Retype the listing that follows, exactly as written.

### Extracted records
--------------------------------

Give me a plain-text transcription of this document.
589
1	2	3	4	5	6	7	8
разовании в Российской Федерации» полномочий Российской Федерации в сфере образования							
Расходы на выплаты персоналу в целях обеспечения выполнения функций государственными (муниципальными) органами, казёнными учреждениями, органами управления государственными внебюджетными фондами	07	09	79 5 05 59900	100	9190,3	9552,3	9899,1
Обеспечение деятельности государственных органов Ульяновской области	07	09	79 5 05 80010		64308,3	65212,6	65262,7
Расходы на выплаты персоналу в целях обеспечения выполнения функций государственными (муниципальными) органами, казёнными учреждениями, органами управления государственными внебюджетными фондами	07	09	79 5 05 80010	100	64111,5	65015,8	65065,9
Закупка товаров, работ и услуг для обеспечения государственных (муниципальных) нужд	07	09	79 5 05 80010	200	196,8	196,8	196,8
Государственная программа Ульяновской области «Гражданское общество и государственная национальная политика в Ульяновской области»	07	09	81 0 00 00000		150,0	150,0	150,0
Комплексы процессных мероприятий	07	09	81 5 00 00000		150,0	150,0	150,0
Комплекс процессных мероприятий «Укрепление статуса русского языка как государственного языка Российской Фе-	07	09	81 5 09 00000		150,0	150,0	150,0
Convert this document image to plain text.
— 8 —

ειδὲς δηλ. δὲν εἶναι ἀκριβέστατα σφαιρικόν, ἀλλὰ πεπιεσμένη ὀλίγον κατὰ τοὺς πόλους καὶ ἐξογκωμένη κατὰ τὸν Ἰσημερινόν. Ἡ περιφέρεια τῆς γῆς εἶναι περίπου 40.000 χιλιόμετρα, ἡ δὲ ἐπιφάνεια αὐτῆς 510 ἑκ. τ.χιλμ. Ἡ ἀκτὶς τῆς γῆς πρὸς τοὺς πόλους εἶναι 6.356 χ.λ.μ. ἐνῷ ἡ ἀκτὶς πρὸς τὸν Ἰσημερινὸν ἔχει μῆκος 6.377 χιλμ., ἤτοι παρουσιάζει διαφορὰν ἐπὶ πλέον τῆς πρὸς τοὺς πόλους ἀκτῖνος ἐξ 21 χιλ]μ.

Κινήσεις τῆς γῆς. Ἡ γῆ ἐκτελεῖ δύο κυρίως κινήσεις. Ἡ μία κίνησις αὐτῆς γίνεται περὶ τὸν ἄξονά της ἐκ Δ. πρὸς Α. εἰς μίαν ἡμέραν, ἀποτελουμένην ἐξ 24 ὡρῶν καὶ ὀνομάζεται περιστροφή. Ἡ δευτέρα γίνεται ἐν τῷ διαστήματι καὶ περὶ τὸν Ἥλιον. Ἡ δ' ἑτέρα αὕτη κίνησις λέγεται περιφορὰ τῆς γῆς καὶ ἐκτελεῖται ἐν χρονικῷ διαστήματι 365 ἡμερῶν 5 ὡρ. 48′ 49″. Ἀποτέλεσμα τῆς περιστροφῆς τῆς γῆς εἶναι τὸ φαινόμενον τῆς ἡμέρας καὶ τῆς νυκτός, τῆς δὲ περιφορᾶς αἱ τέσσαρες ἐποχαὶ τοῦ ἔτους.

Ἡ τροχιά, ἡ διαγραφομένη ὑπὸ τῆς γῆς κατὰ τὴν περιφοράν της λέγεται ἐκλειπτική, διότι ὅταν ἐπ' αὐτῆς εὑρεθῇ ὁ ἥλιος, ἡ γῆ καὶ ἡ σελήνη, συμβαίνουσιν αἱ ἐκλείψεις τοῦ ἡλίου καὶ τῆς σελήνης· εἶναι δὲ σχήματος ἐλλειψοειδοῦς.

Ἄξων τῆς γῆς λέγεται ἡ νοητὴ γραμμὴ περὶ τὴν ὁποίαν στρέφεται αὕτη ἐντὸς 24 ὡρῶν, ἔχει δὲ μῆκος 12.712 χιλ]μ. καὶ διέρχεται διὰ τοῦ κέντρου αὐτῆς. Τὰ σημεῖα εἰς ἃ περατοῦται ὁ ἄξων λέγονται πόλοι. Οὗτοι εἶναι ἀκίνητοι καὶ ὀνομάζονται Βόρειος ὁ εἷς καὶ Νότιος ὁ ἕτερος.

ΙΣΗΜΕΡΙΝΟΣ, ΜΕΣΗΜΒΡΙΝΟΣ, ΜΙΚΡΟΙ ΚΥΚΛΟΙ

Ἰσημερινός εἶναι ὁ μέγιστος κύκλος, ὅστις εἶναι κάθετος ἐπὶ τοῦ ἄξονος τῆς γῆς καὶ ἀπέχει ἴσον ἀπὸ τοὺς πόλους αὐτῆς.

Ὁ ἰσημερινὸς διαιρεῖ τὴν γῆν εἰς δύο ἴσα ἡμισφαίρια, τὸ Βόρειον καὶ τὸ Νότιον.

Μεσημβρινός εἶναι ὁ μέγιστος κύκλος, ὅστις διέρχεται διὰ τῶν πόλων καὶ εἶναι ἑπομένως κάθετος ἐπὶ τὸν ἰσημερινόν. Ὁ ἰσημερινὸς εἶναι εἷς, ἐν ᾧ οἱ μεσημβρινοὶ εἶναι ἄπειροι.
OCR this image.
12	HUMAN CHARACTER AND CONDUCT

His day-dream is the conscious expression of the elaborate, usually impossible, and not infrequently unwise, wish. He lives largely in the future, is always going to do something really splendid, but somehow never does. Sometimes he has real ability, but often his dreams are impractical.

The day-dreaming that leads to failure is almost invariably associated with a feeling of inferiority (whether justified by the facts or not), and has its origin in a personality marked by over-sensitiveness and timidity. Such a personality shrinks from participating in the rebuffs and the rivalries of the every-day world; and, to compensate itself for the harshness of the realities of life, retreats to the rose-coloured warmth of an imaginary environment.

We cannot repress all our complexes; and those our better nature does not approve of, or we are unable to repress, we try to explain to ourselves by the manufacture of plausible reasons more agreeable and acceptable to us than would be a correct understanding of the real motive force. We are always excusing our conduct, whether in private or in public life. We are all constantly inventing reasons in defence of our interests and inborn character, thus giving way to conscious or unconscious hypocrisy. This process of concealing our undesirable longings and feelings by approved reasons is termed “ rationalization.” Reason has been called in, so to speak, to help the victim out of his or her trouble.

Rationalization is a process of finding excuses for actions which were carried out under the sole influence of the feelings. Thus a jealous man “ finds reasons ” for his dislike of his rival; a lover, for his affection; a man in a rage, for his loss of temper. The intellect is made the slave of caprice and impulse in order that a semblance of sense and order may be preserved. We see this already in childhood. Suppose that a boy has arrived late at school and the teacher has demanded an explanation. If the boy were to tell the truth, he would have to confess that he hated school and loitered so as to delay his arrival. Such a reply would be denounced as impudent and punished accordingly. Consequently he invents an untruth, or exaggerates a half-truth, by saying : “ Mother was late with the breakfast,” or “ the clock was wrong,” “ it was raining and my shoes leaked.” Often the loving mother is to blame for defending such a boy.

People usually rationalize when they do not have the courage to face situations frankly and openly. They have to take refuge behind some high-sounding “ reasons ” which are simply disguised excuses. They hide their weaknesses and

--------------------------------

### Response to this exercise
Give me a plain-text transcription of this document.
589
1	2	3	4	5	6	7	8
разовании в Российской Федерации» полномочий Российской Федерации в сфере образования							
Расходы на выплаты персоналу в целях обеспечения выполнения функций государственными (муниципальными) органами, казёнными учреждениями, органами управления государственными внебюджетными фондами	07	09	79 5 05 59900	100	9190,3	9552,3	9899,1
Обеспечение деятельности государственных органов Ульяновской области	07	09	79 5 05 80010		64308,3	65212,6	65262,7
Расходы на выплаты персоналу в целях обеспечения выполнения функций государственными (муниципальными) органами, казёнными учреждениями, органами управления государственными внебюджетными фондами	07	09	79 5 05 80010	100	64111,5	65015,8	65065,9
Закупка товаров, работ и услуг для обеспечения государственных (муниципальных) нужд	07	09	79 5 05 80010	200	196,8	196,8	196,8
Государственная программа Ульяновской области «Гражданское общество и государственная национальная политика в Ульяновской области»	07	09	81 0 00 00000		150,0	150,0	150,0
Комплексы процессных мероприятий	07	09	81 5 00 00000		150,0	150,0	150,0
Комплекс процессных мероприятий «Укрепление статуса русского языка как государственного языка Российской Фе-	07	09	81 5 09 00000		150,0	150,0	150,0
Convert this document image to plain text.
— 8 —

ειδὲς δηλ. δὲν εἶναι ἀκριβέστατα σφαιρικόν, ἀλλὰ πεπιεσμένη ὀλίγον κατὰ τοὺς πόλους καὶ ἐξογκωμένη κατὰ τὸν Ἰσημερινόν. Ἡ περιφέρεια τῆς γῆς εἶναι περίπου 40.000 χιλιόμετρα, ἡ δὲ ἐπιφάνεια αὐτῆς 510 ἑκ. τ.χιλμ. Ἡ ἀκτὶς τῆς γῆς πρὸς τοὺς πόλους εἶναι 6.356 χ.λ.μ. ἐνῷ ἡ ἀκτὶς πρὸς τὸν Ἰσημερινὸν ἔχει μῆκος 6.377 χιλμ., ἤτοι παρουσιάζει διαφορὰν ἐπὶ πλέον τῆς πρὸς τοὺς πόλους ἀκτῖνος ἐξ 21 χιλ]μ.

Κινήσεις τῆς γῆς. Ἡ γῆ ἐκτελεῖ δύο κυρίως κινήσεις. Ἡ μία κίνησις αὐτῆς γίνεται περὶ τὸν ἄξονά της ἐκ Δ. πρὸς Α. εἰς μίαν ἡμέραν, ἀποτελουμένην ἐξ 24 ὡρῶν καὶ ὀνομάζεται περιστροφή. Ἡ δευτέρα γίνεται ἐν τῷ διαστήματι καὶ περὶ τὸν Ἥλιον. Ἡ δ' ἑτέρα αὕτη κίνησις λέγεται περιφορὰ τῆς γῆς καὶ ἐκτελεῖται ἐν χρονικῷ διαστήματι 365 ἡμερῶν 5 ὡρ. 48′ 49″. Ἀποτέλεσμα τῆς περιστροφῆς τῆς γῆς εἶναι τὸ φαινόμενον τῆς ἡμέρας καὶ τῆς νυκτός, τῆς δὲ περιφορᾶς αἱ τέσσαρες ἐποχαὶ τοῦ ἔτους.

Ἡ τροχιά, ἡ διαγραφομένη ὑπὸ τῆς γῆς κατὰ τὴν περιφοράν της λέγεται ἐκλειπτική, διότι ὅταν ἐπ' αὐτῆς εὑρεθῇ ὁ ἥλιος, ἡ γῆ καὶ ἡ σελήνη, συμβαίνουσιν αἱ ἐκλείψεις τοῦ ἡλίου καὶ τῆς σελήνης· εἶναι δὲ σχήματος ἐλλειψοειδοῦς.

Ἄξων τῆς γῆς λέγεται ἡ νοητὴ γραμμὴ περὶ τὴν ὁποίαν στρέφεται αὕτη ἐντὸς 24 ὡρῶν, ἔχει δὲ μῆκος 12.712 χιλ]μ. καὶ διέρχεται διὰ τοῦ κέντρου αὐτῆς. Τὰ σημεῖα εἰς ἃ περατοῦται ὁ ἄξων λέγονται πόλοι. Οὗτοι εἶναι ἀκίνητοι καὶ ὀνομάζονται Βόρειος ὁ εἷς καὶ Νότιος ὁ ἕτερος.

ΙΣΗΜΕΡΙΝΟΣ, ΜΕΣΗΜΒΡΙΝΟΣ, ΜΙΚΡΟΙ ΚΥΚΛΟΙ

Ἰσημερινός εἶναι ὁ μέγιστος κύκλος, ὅστις εἶναι κάθετος ἐπὶ τοῦ ἄξονος τῆς γῆς καὶ ἀπέχει ἴσον ἀπὸ τοὺς πόλους αὐτῆς.

Ὁ ἰσημερινὸς διαιρεῖ τὴν γῆν εἰς δύο ἴσα ἡμισφαίρια, τὸ Βόρειον καὶ τὸ Νότιον.

Μεσημβρινός εἶναι ὁ μέγιστος κύκλος, ὅστις διέρχεται διὰ τῶν πόλων καὶ εἶναι ἑπομένως κάθετος ἐπὶ τὸν ἰσημερινόν. Ὁ ἰσημερινὸς εἶναι εἷς, ἐν ᾧ οἱ μεσημβρινοὶ εἶναι ἄπειροι.
OCR this image.
12	HUMAN CHARACTER AND CONDUCT

His day-dream is the conscious expression of the elaborate, usually impossible, and not infrequently unwise, wish. He lives largely in the future, is always going to do something really splendid, but somehow never does. Sometimes he has real ability, but often his dreams are impractical.

The day-dreaming that leads to failure is almost invariably associated with a feeling of inferiority (whether justified by the facts or not), and has its origin in a personality marked by over-sensitiveness and timidity. Such a personality shrinks from participating in the rebuffs and the rivalries of the every-day world; and, to compensate itself for the harshness of the realities of life, retreats to the rose-coloured warmth of an imaginary environment.

We cannot repress all our complexes; and those our better nature does not approve of, or we are unable to repress, we try to explain to ourselves by the manufacture of plausible reasons more agreeable and acceptable to us than would be a correct understanding of the real motive force. We are always excusing our conduct, whether in private or in public life. We are all constantly inventing reasons in defence of our interests and inborn character, thus giving way to conscious or unconscious hypocrisy. This process of concealing our undesirable longings and feelings by approved reasons is termed “ rationalization.” Reason has been called in, so to speak, to help the victim out of his or her trouble.

Rationalization is a process of finding excuses for actions which were carried out under the sole influence of the feelings. Thus a jealous man “ finds reasons ” for his dislike of his rival; a lover, for his affection; a man in a rage, for his loss of temper. The intellect is made the slave of caprice and impulse in order that a semblance of sense and order may be preserved. We see this already in childhood. Suppose that a boy has arrived late at school and the teacher has demanded an explanation. If the boy were to tell the truth, he would have to confess that he hated school and loitered so as to delay his arrival. Such a reply would be denounced as impudent and punished accordingly. Consequently he invents an untruth, or exaggerates a half-truth, by saying : “ Mother was late with the breakfast,” or “ the clock was wrong,” “ it was raining and my shoes leaked.” Often the loving mother is to blame for defending such a boy.

People usually rationalize when they do not have the courage to face situations frankly and openly. They have to take refuge behind some high-sounding “ reasons ” which are simply disguised excuses. They hide their weaknesses and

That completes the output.